== Challenge ==
Would you return the complete listing below word for word?

== Information given ==
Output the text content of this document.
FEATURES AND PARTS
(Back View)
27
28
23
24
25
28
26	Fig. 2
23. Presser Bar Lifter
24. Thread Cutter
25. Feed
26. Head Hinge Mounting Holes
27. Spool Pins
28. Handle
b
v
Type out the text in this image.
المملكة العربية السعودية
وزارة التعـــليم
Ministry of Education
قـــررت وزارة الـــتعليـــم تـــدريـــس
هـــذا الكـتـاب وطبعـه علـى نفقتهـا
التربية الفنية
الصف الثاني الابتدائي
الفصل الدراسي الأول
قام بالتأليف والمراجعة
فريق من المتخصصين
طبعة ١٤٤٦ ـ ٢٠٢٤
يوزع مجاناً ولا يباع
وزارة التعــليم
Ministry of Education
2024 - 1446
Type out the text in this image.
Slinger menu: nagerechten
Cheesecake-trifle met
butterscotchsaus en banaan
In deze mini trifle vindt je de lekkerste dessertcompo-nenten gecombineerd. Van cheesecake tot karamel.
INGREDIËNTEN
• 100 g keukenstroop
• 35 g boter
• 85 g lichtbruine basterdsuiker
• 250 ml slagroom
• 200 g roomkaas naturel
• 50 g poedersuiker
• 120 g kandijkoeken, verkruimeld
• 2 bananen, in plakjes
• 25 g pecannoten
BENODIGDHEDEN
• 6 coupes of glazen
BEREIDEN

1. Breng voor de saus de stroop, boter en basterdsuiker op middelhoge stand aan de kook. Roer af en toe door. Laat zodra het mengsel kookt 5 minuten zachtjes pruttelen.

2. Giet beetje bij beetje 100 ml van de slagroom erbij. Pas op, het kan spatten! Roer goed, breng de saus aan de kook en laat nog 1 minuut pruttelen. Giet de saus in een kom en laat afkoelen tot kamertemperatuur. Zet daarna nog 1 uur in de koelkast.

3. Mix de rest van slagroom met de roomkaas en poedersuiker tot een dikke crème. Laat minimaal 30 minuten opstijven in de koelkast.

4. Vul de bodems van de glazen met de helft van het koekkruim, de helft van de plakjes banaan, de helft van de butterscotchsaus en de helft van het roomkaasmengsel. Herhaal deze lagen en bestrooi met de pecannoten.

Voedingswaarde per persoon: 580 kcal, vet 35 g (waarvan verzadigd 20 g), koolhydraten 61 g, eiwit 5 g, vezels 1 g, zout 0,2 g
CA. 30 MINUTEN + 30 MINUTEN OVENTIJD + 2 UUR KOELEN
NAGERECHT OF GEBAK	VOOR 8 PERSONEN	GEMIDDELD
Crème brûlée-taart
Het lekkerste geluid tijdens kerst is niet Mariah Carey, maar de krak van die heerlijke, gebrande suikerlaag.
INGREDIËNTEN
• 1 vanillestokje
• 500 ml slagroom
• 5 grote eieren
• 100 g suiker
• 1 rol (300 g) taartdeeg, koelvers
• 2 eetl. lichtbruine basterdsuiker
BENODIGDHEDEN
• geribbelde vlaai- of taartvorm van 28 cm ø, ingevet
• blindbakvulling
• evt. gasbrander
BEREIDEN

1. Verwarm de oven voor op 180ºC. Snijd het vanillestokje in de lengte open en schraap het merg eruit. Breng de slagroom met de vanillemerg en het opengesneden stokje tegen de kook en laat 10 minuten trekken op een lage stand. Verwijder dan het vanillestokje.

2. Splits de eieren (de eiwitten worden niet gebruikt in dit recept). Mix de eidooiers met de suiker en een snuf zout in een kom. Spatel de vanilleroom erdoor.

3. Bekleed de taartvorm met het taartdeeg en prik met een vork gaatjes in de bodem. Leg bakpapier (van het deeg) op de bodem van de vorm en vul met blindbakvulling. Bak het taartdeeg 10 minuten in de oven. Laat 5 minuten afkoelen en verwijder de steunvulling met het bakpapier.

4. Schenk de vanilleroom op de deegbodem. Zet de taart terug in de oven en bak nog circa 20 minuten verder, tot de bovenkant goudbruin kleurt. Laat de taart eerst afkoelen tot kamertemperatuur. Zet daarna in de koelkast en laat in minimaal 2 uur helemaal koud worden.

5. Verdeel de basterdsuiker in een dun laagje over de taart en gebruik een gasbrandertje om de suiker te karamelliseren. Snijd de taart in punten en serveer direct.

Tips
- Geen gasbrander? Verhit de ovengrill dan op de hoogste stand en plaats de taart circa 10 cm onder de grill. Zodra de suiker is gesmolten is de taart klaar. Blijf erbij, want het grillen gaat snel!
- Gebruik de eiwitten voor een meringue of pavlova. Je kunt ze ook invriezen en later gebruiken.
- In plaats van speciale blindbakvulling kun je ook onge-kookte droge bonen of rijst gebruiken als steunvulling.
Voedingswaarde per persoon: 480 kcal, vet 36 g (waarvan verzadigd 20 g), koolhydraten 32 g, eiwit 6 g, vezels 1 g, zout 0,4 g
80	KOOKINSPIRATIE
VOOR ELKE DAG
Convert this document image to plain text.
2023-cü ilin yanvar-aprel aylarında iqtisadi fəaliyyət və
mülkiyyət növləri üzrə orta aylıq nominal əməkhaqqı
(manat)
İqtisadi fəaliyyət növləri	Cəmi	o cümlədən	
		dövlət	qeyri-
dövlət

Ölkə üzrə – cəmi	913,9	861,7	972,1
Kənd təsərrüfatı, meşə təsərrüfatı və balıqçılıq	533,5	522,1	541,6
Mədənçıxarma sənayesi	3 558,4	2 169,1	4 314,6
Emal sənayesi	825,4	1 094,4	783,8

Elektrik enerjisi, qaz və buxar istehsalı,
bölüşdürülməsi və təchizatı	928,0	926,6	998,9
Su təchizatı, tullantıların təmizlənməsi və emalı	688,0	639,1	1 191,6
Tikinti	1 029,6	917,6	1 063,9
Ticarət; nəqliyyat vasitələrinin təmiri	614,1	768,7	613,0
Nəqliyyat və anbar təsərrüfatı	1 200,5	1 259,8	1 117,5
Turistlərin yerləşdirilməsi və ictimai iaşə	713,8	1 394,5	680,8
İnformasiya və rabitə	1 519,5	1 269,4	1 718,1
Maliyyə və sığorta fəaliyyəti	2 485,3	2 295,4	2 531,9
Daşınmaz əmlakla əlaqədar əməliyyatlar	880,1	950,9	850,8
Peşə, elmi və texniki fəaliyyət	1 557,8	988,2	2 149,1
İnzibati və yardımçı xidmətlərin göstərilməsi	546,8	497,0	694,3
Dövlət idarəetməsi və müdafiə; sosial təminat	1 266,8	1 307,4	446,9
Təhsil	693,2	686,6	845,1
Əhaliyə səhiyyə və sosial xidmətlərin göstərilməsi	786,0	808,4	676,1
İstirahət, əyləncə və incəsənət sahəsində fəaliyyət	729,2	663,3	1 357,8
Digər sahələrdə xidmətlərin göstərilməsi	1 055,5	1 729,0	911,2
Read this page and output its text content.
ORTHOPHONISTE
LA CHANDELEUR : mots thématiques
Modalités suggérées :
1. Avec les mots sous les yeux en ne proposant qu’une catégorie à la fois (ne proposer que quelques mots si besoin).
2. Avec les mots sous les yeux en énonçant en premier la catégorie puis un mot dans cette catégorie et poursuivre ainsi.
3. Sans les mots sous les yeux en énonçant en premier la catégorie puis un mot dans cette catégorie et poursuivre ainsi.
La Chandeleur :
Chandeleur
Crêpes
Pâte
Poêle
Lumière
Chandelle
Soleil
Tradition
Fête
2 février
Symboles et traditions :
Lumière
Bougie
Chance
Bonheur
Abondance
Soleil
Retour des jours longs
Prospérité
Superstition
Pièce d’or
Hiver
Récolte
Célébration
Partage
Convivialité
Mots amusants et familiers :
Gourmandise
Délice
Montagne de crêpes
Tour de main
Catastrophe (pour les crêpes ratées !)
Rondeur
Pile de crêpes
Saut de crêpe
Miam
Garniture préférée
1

== Answer to the task ==
Output the text content of this document.
FEATURES AND PARTS
(Back View)
27
28
23
24
25
28
26	Fig. 2
23. Presser Bar Lifter
24. Thread Cutter
25. Feed
26. Head Hinge Mounting Holes
27. Spool Pins
28. Handle
b
v
Type out the text in this image.
المملكة العربية السعودية
وزارة التعـــليم
Ministry of Education
قـــررت وزارة الـــتعليـــم تـــدريـــس
هـــذا الكـتـاب وطبعـه علـى نفقتهـا
التربية الفنية
الصف الثاني الابتدائي
الفصل الدراسي الأول
قام بالتأليف والمراجعة
فريق من المتخصصين
طبعة ١٤٤٦ ـ ٢٠٢٤
يوزع مجاناً ولا يباع
وزارة التعــليم
Ministry of Education
2024 - 1446
Type out the text in this image.
Slinger menu: nagerechten
Cheesecake-trifle met
butterscotchsaus en banaan
In deze mini trifle vindt je de lekkerste dessertcompo-nenten gecombineerd. Van cheesecake tot karamel.
INGREDIËNTEN
• 100 g keukenstroop
• 35 g boter
• 85 g lichtbruine basterdsuiker
• 250 ml slagroom
• 200 g roomkaas naturel
• 50 g poedersuiker
• 120 g kandijkoeken, verkruimeld
• 2 bananen, in plakjes
• 25 g pecannoten
BENODIGDHEDEN
• 6 coupes of glazen
BEREIDEN

1. Breng voor de saus de stroop, boter en basterdsuiker op middelhoge stand aan de kook. Roer af en toe door. Laat zodra het mengsel kookt 5 minuten zachtjes pruttelen.

2. Giet beetje bij beetje 100 ml van de slagroom erbij. Pas op, het kan spatten! Roer goed, breng de saus aan de kook en laat nog 1 minuut pruttelen. Giet de saus in een kom en laat afkoelen tot kamertemperatuur. Zet daarna nog 1 uur in de koelkast.

3. Mix de rest van slagroom met de roomkaas en poedersuiker tot een dikke crème. Laat minimaal 30 minuten opstijven in de koelkast.

4. Vul de bodems van de glazen met de helft van het koekkruim, de helft van de plakjes banaan, de helft van de butterscotchsaus en de helft van het roomkaasmengsel. Herhaal deze lagen en bestrooi met de pecannoten.

Voedingswaarde per persoon: 580 kcal, vet 35 g (waarvan verzadigd 20 g), koolhydraten 61 g, eiwit 5 g, vezels 1 g, zout 0,2 g
CA. 30 MINUTEN + 30 MINUTEN OVENTIJD + 2 UUR KOELEN
NAGERECHT OF GEBAK	VOOR 8 PERSONEN	GEMIDDELD
Crème brûlée-taart
Het lekkerste geluid tijdens kerst is niet Mariah Carey, maar de krak van die heerlijke, gebrande suikerlaag.
INGREDIËNTEN
• 1 vanillestokje
• 500 ml slagroom
• 5 grote eieren
• 100 g suiker
• 1 rol (300 g) taartdeeg, koelvers
• 2 eetl. lichtbruine basterdsuiker
BENODIGDHEDEN
• geribbelde vlaai- of taartvorm van 28 cm ø, ingevet
• blindbakvulling
• evt. gasbrander
BEREIDEN

1. Verwarm de oven voor op 180ºC. Snijd het vanillestokje in de lengte open en schraap het merg eruit. Breng de slagroom met de vanillemerg en het opengesneden stokje tegen de kook en laat 10 minuten trekken op een lage stand. Verwijder dan het vanillestokje.

2. Splits de eieren (de eiwitten worden niet gebruikt in dit recept). Mix de eidooiers met de suiker en een snuf zout in een kom. Spatel de vanilleroom erdoor.

3. Bekleed de taartvorm met het taartdeeg en prik met een vork gaatjes in de bodem. Leg bakpapier (van het deeg) op de bodem van de vorm en vul met blindbakvulling. Bak het taartdeeg 10 minuten in de oven. Laat 5 minuten afkoelen en verwijder de steunvulling met het bakpapier.

4. Schenk de vanilleroom op de deegbodem. Zet de taart terug in de oven en bak nog circa 20 minuten verder, tot de bovenkant goudbruin kleurt. Laat de taart eerst afkoelen tot kamertemperatuur. Zet daarna in de koelkast en laat in minimaal 2 uur helemaal koud worden.

5. Verdeel de basterdsuiker in een dun laagje over de taart en gebruik een gasbrandertje om de suiker te karamelliseren. Snijd de taart in punten en serveer direct.

Tips
- Geen gasbrander? Verhit de ovengrill dan op de hoogste stand en plaats de taart circa 10 cm onder de grill. Zodra de suiker is gesmolten is de taart klaar. Blijf erbij, want het grillen gaat snel!
- Gebruik de eiwitten voor een meringue of pavlova. Je kunt ze ook invriezen en later gebruiken.
- In plaats van speciale blindbakvulling kun je ook onge-kookte droge bonen of rijst gebruiken als steunvulling.
Voedingswaarde per persoon: 480 kcal, vet 36 g (waarvan verzadigd 20 g), koolhydraten 32 g, eiwit 6 g, vezels 1 g, zout 0,4 g
80	KOOKINSPIRATIE
VOOR ELKE DAG
Convert this document image to plain text.
2023-cü ilin yanvar-aprel aylarında iqtisadi fəaliyyət və
mülkiyyət növləri üzrə orta aylıq nominal əməkhaqqı
(manat)
İqtisadi fəaliyyət növləri	Cəmi	o cümlədən	
		dövlət	qeyri-
dövlət

Ölkə üzrə – cəmi	913,9	861,7	972,1
Kənd təsərrüfatı, meşə təsərrüfatı və balıqçılıq	533,5	522,1	541,6
Mədənçıxarma sənayesi	3 558,4	2 169,1	4 314,6
Emal sənayesi	825,4	1 094,4	783,8

Elektrik enerjisi, qaz və buxar istehsalı,
bölüşdürülməsi və təchizatı	928,0	926,6	998,9
Su təchizatı, tullantıların təmizlənməsi və emalı	688,0	639,1	1 191,6
Tikinti	1 029,6	917,6	1 063,9
Ticarət; nəqliyyat vasitələrinin təmiri	614,1	768,7	613,0
Nəqliyyat və anbar təsərrüfatı	1 200,5	1 259,8	1 117,5
Turistlərin yerləşdirilməsi və ictimai iaşə	713,8	1 394,5	680,8
İnformasiya və rabitə	1 519,5	1 269,4	1 718,1
Maliyyə və sığorta fəaliyyəti	2 485,3	2 295,4	2 531,9
Daşınmaz əmlakla əlaqədar əməliyyatlar	880,1	950,9	850,8
Peşə, elmi və texniki fəaliyyət	1 557,8	988,2	2 149,1
İnzibati və yardımçı xidmətlərin göstərilməsi	546,8	497,0	694,3
Dövlət idarəetməsi və müdafiə; sosial təminat	1 266,8	1 307,4	446,9
Təhsil	693,2	686,6	845,1
Əhaliyə səhiyyə və sosial xidmətlərin göstərilməsi	786,0	808,4	676,1
İstirahət, əyləncə və incəsənət sahəsində fəaliyyət	729,2	663,3	1 357,8
Digər sahələrdə xidmətlərin göstərilməsi	1 055,5	1 729,0	911,2
Read this page and output its text content.
ORTHOPHONISTE
LA CHANDELEUR : mots thématiques
Modalités suggérées :
1. Avec les mots sous les yeux en ne proposant qu’une catégorie à la fois (ne proposer que quelques mots si besoin).
2. Avec les mots sous les yeux en énonçant en premier la catégorie puis un mot dans cette catégorie et poursuivre ainsi.
3. Sans les mots sous les yeux en énonçant en premier la catégorie puis un mot dans cette catégorie et poursuivre ainsi.
La Chandeleur :
Chandeleur
Crêpes
Pâte
Poêle
Lumière
Chandelle
Soleil
Tradition
Fête
2 février
Symboles et traditions :
Lumière
Bougie
Chance
Bonheur
Abondance
Soleil
Retour des jours longs
Prospérité
Superstition
Pièce d’or
Hiver
Récolte
Célébration
Partage
Convivialité
Mots amusants et familiers :
Gourmandise
Délice
Montagne de crêpes
Tour de main
Catastrophe (pour les crêpes ratées !)
Rondeur
Pile de crêpes
Saut de crêpe
Miam
Garniture préférée
1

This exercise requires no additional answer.